(EXERCISE) Set each entry down verbatim, omitting images.

(RECORDS SHOWN)
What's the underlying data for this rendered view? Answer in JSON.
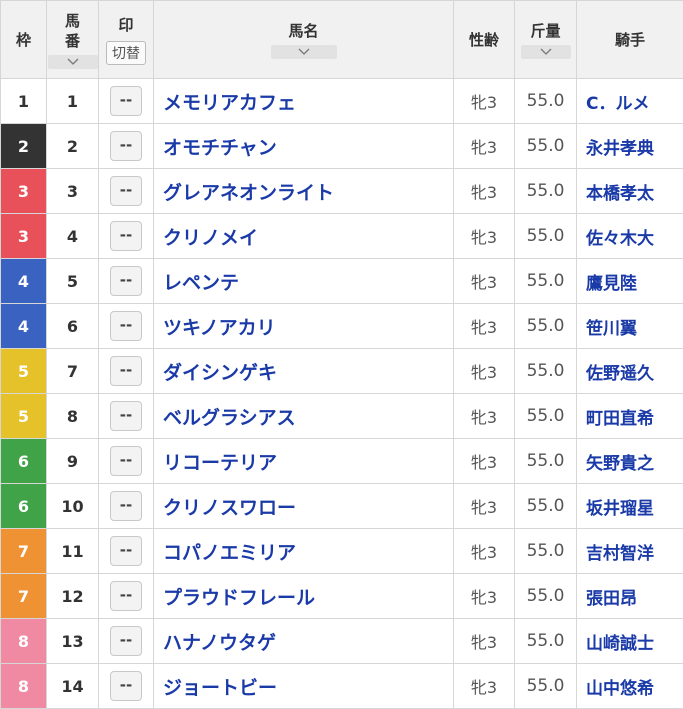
{
  "header": {
    "waku": "枠",
    "umaban": [
      "馬",
      "番"
    ],
    "mark": "印",
    "kirikae": "切替",
    "name": "馬名",
    "sexage": "性齢",
    "kinryo": "斤量",
    "jockey": "騎手"
  },
  "colors": {
    "1": {
      "bg": "#ffffff",
      "fg": "#333333"
    },
    "2": {
      "bg": "#333333",
      "fg": "#ffffff"
    },
    "3": {
      "bg": "#e8515a",
      "fg": "#ffffff"
    },
    "4": {
      "bg": "#3a62c0",
      "fg": "#ffffff"
    },
    "5": {
      "bg": "#e5c12a",
      "fg": "#ffffff"
    },
    "6": {
      "bg": "#41a348",
      "fg": "#ffffff"
    },
    "7": {
      "bg": "#ef9233",
      "fg": "#ffffff"
    },
    "8": {
      "bg": "#f08aa2",
      "fg": "#ffffff"
    }
  },
  "rows": [
    {
      "waku": "1",
      "umaban": "1",
      "mark": "--",
      "name": "メモリアカフェ",
      "sexage": "牝3",
      "kinryo": "55.0",
      "jockey": "C．ルメ"
    },
    {
      "waku": "2",
      "umaban": "2",
      "mark": "--",
      "name": "オモチチャン",
      "sexage": "牝3",
      "kinryo": "55.0",
      "jockey": "永井孝典"
    },
    {
      "waku": "3",
      "umaban": "3",
      "mark": "--",
      "name": "グレアネオンライト",
      "sexage": "牝3",
      "kinryo": "55.0",
      "jockey": "本橋孝太"
    },
    {
      "waku": "3",
      "umaban": "4",
      "mark": "--",
      "name": "クリノメイ",
      "sexage": "牝3",
      "kinryo": "55.0",
      "jockey": "佐々木大"
    },
    {
      "waku": "4",
      "umaban": "5",
      "mark": "--",
      "name": "レペンテ",
      "sexage": "牝3",
      "kinryo": "55.0",
      "jockey": "鷹見陸"
    },
    {
      "waku": "4",
      "umaban": "6",
      "mark": "--",
      "name": "ツキノアカリ",
      "sexage": "牝3",
      "kinryo": "55.0",
      "jockey": "笹川翼"
    },
    {
      "waku": "5",
      "umaban": "7",
      "mark": "--",
      "name": "ダイシンゲキ",
      "sexage": "牝3",
      "kinryo": "55.0",
      "jockey": "佐野遥久"
    },
    {
      "waku": "5",
      "umaban": "8",
      "mark": "--",
      "name": "ベルグラシアス",
      "sexage": "牝3",
      "kinryo": "55.0",
      "jockey": "町田直希"
    },
    {
      "waku": "6",
      "umaban": "9",
      "mark": "--",
      "name": "リコーテリア",
      "sexage": "牝3",
      "kinryo": "55.0",
      "jockey": "矢野貴之"
    },
    {
      "waku": "6",
      "umaban": "10",
      "mark": "--",
      "name": "クリノスワロー",
      "sexage": "牝3",
      "kinryo": "55.0",
      "jockey": "坂井瑠星"
    },
    {
      "waku": "7",
      "umaban": "11",
      "mark": "--",
      "name": "コパノエミリア",
      "sexage": "牝3",
      "kinryo": "55.0",
      "jockey": "吉村智洋"
    },
    {
      "waku": "7",
      "umaban": "12",
      "mark": "--",
      "name": "プラウドフレール",
      "sexage": "牝3",
      "kinryo": "55.0",
      "jockey": "張田昂"
    },
    {
      "waku": "8",
      "umaban": "13",
      "mark": "--",
      "name": "ハナノウタゲ",
      "sexage": "牝3",
      "kinryo": "55.0",
      "jockey": "山崎誠士"
    },
    {
      "waku": "8",
      "umaban": "14",
      "mark": "--",
      "name": "ジョートビー",
      "sexage": "牝3",
      "kinryo": "55.0",
      "jockey": "山中悠希"
    }
  ]
}
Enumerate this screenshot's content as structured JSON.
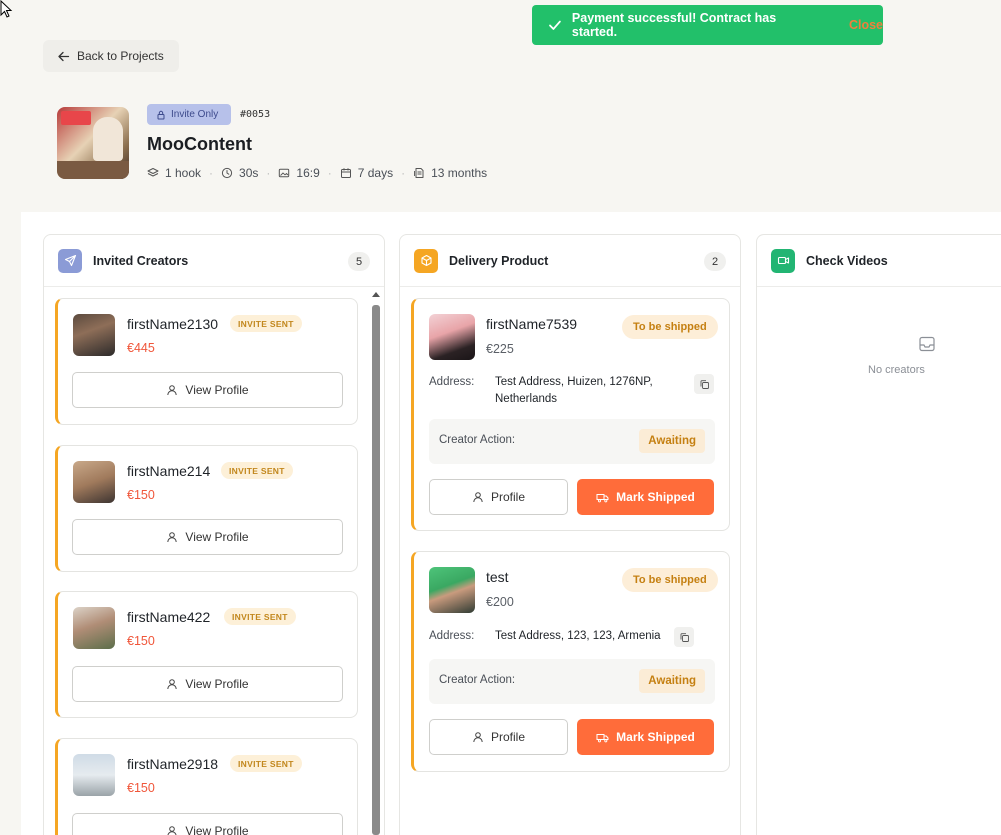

(WRITTEN ANSWER)
What's the underlying data for this rendered view? Answer in JSON.
{
  "header": {
    "waku": "枠",
    "umaban": [
      "馬",
      "番"
    ],
    "mark": "印",
    "kirikae": "切替",
    "name": "馬名",
    "sexage": "性齢",
    "kinryo": "斤量",
    "jockey": "騎手"
  },
  "colors": {
    "1": {
      "bg": "#ffffff",
      "fg": "#333333"
    },
    "2": {
      "bg": "#333333",
      "fg": "#ffffff"
    },
    "3": {
      "bg": "#e8515a",
      "fg": "#ffffff"
    },
    "4": {
      "bg": "#3a62c0",
      "fg": "#ffffff"
    },
    "5": {
      "bg": "#e5c12a",
      "fg": "#ffffff"
    },
    "6": {
      "bg": "#41a348",
      "fg": "#ffffff"
    },
    "7": {
      "bg": "#ef9233",
      "fg": "#ffffff"
    },
    "8": {
      "bg": "#f08aa2",
      "fg": "#ffffff"
    }
  },
  "rows": [
    {
      "waku": "1",
      "umaban": "1",
      "mark": "--",
      "name": "メモリアカフェ",
      "sexage": "牝3",
      "kinryo": "55.0",
      "jockey": "C．ルメ"
    },
    {
      "waku": "2",
      "umaban": "2",
      "mark": "--",
      "name": "オモチチャン",
      "sexage": "牝3",
      "kinryo": "55.0",
      "jockey": "永井孝典"
    },
    {
      "waku": "3",
      "umaban": "3",
      "mark": "--",
      "name": "グレアネオンライト",
      "sexage": "牝3",
      "kinryo": "55.0",
      "jockey": "本橋孝太"
    },
    {
      "waku": "3",
      "umaban": "4",
      "mark": "--",
      "name": "クリノメイ",
      "sexage": "牝3",
      "kinryo": "55.0",
      "jockey": "佐々木大"
    },
    {
      "waku": "4",
      "umaban": "5",
      "mark": "--",
      "name": "レペンテ",
      "sexage": "牝3",
      "kinryo": "55.0",
      "jockey": "鷹見陸"
    },
    {
      "waku": "4",
      "umaban": "6",
      "mark": "--",
      "name": "ツキノアカリ",
      "sexage": "牝3",
      "kinryo": "55.0",
      "jockey": "笹川翼"
    },
    {
      "waku": "5",
      "umaban": "7",
      "mark": "--",
      "name": "ダイシンゲキ",
      "sexage": "牝3",
      "kinryo": "55.0",
      "jockey": "佐野遥久"
    },
    {
      "waku": "5",
      "umaban": "8",
      "mark": "--",
      "name": "ベルグラシアス",
      "sexage": "牝3",
      "kinryo": "55.0",
      "jockey": "町田直希"
    },
    {
      "waku": "6",
      "umaban": "9",
      "mark": "--",
      "name": "リコーテリア",
      "sexage": "牝3",
      "kinryo": "55.0",
      "jockey": "矢野貴之"
    },
    {
      "waku": "6",
      "umaban": "10",
      "mark": "--",
      "name": "クリノスワロー",
      "sexage": "牝3",
      "kinryo": "55.0",
      "jockey": "坂井瑠星"
    },
    {
      "waku": "7",
      "umaban": "11",
      "mark": "--",
      "name": "コパノエミリア",
      "sexage": "牝3",
      "kinryo": "55.0",
      "jockey": "吉村智洋"
    },
    {
      "waku": "7",
      "umaban": "12",
      "mark": "--",
      "name": "プラウドフレール",
      "sexage": "牝3",
      "kinryo": "55.0",
      "jockey": "張田昂"
    },
    {
      "waku": "8",
      "umaban": "13",
      "mark": "--",
      "name": "ハナノウタゲ",
      "sexage": "牝3",
      "kinryo": "55.0",
      "jockey": "山崎誠士"
    },
    {
      "waku": "8",
      "umaban": "14",
      "mark": "--",
      "name": "ジョートビー",
      "sexage": "牝3",
      "kinryo": "55.0",
      "jockey": "山中悠希"
    }
  ]
}
Enumerate this screenshot's content as structured JSON.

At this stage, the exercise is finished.